[What you should do]: Copy out each line that has "footer" in it.

(Items listed in a dataset)
========================================

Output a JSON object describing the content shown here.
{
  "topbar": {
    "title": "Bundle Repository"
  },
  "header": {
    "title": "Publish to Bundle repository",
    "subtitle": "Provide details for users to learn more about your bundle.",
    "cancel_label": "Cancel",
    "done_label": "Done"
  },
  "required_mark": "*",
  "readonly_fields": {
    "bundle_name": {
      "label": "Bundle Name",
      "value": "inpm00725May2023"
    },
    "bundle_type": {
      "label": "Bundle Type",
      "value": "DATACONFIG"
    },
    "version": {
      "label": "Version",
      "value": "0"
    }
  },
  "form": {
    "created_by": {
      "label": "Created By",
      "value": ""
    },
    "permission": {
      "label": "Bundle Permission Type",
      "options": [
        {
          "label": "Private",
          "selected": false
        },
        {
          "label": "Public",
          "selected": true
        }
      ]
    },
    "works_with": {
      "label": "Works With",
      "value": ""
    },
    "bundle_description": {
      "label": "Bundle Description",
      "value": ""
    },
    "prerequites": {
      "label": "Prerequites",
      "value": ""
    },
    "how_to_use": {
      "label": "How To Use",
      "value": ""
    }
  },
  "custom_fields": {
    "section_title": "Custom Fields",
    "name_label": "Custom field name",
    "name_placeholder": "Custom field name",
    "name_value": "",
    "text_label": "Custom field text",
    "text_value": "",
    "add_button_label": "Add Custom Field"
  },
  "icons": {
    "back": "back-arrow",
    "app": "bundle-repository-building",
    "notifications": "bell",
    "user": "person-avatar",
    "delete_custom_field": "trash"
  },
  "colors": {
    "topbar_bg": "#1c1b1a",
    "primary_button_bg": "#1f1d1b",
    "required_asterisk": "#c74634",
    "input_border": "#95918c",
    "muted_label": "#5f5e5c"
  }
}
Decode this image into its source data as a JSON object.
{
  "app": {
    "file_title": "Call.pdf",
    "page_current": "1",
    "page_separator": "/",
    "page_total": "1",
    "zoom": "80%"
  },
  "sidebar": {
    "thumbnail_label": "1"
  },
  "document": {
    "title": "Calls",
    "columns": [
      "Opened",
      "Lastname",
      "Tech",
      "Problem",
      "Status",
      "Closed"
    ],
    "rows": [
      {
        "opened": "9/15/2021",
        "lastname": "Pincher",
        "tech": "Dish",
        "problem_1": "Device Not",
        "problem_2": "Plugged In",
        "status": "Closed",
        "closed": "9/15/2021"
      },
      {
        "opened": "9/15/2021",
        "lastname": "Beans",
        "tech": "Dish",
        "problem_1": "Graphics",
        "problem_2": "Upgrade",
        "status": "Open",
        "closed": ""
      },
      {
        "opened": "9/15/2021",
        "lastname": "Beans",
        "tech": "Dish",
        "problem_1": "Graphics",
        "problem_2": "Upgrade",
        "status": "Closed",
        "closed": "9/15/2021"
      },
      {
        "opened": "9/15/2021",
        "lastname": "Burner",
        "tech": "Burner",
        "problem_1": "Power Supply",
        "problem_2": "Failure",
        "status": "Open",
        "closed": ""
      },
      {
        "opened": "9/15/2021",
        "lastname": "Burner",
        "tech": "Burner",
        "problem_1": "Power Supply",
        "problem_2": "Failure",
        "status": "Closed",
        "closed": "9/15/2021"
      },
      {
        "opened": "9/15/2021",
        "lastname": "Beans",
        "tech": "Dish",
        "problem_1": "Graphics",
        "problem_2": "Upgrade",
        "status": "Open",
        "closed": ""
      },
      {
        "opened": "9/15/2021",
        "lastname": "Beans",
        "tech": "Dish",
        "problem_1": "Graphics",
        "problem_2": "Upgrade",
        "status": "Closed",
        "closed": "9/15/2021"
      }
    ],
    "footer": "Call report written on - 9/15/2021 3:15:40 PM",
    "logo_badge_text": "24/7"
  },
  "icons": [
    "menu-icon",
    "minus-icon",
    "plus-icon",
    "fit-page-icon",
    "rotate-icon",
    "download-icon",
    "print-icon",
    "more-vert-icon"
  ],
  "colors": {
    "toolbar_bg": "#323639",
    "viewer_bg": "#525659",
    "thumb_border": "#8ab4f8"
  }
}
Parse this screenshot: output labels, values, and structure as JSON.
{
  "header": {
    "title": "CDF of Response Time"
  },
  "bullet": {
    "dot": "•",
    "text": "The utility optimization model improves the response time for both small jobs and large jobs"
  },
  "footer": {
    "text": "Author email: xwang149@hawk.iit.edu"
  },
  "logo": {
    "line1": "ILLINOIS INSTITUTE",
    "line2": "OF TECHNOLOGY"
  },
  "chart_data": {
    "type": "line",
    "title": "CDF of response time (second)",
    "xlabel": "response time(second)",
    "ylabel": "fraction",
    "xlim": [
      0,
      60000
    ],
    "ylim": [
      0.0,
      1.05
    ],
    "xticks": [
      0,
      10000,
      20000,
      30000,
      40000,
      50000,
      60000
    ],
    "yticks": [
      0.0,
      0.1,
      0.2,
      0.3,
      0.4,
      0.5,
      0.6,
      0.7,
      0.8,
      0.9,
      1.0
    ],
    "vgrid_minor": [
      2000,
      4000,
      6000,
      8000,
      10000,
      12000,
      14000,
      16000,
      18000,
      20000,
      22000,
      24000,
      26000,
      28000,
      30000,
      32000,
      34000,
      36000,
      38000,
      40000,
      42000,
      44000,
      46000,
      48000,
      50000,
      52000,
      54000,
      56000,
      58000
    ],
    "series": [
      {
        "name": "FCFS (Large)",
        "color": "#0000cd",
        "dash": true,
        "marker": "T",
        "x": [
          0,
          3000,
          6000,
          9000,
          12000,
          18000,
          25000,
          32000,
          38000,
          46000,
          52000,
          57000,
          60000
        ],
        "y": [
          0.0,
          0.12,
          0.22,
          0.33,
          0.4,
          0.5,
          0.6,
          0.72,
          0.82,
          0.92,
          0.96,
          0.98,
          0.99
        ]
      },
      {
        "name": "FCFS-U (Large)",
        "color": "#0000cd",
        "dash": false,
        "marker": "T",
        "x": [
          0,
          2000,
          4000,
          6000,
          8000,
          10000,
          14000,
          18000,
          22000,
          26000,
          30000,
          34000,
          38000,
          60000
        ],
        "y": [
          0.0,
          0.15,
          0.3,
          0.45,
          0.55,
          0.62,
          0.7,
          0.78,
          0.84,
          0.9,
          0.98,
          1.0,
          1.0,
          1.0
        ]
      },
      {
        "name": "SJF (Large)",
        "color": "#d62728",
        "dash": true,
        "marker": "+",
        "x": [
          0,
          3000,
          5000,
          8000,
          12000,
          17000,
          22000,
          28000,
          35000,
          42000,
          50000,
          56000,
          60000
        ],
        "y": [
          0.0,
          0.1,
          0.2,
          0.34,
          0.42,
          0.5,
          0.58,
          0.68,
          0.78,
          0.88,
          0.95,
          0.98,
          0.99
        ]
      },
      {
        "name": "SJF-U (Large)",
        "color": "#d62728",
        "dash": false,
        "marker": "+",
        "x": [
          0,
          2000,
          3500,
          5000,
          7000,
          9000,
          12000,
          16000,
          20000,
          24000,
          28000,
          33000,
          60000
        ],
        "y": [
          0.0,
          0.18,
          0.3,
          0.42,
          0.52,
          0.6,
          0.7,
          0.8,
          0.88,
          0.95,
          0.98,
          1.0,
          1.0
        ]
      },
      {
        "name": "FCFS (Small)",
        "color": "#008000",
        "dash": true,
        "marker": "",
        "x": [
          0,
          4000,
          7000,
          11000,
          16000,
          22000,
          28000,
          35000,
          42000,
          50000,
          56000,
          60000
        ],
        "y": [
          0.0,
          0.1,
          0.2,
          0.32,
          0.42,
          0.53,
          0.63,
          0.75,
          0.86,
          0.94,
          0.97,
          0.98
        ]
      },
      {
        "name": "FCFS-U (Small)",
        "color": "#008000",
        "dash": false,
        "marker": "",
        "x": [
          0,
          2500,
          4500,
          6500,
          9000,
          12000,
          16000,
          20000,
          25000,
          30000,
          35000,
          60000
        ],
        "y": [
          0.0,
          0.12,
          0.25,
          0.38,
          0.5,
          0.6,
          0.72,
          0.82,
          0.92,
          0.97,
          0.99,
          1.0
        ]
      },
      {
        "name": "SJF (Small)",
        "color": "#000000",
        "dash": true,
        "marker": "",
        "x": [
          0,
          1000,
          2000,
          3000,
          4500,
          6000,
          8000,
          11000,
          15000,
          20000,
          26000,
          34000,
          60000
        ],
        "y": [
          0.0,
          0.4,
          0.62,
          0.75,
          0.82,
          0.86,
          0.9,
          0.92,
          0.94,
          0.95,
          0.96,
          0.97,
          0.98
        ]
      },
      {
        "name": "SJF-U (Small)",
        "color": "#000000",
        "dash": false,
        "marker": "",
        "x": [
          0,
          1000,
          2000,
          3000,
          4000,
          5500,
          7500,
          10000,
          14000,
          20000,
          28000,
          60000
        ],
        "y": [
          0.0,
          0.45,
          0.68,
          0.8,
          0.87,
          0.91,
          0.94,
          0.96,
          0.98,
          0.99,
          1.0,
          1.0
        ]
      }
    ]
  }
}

========================================

[Exercise answer]:
    "footer": "Call report written on - 9/15/2021 3:15:40 PM",
  "footer": {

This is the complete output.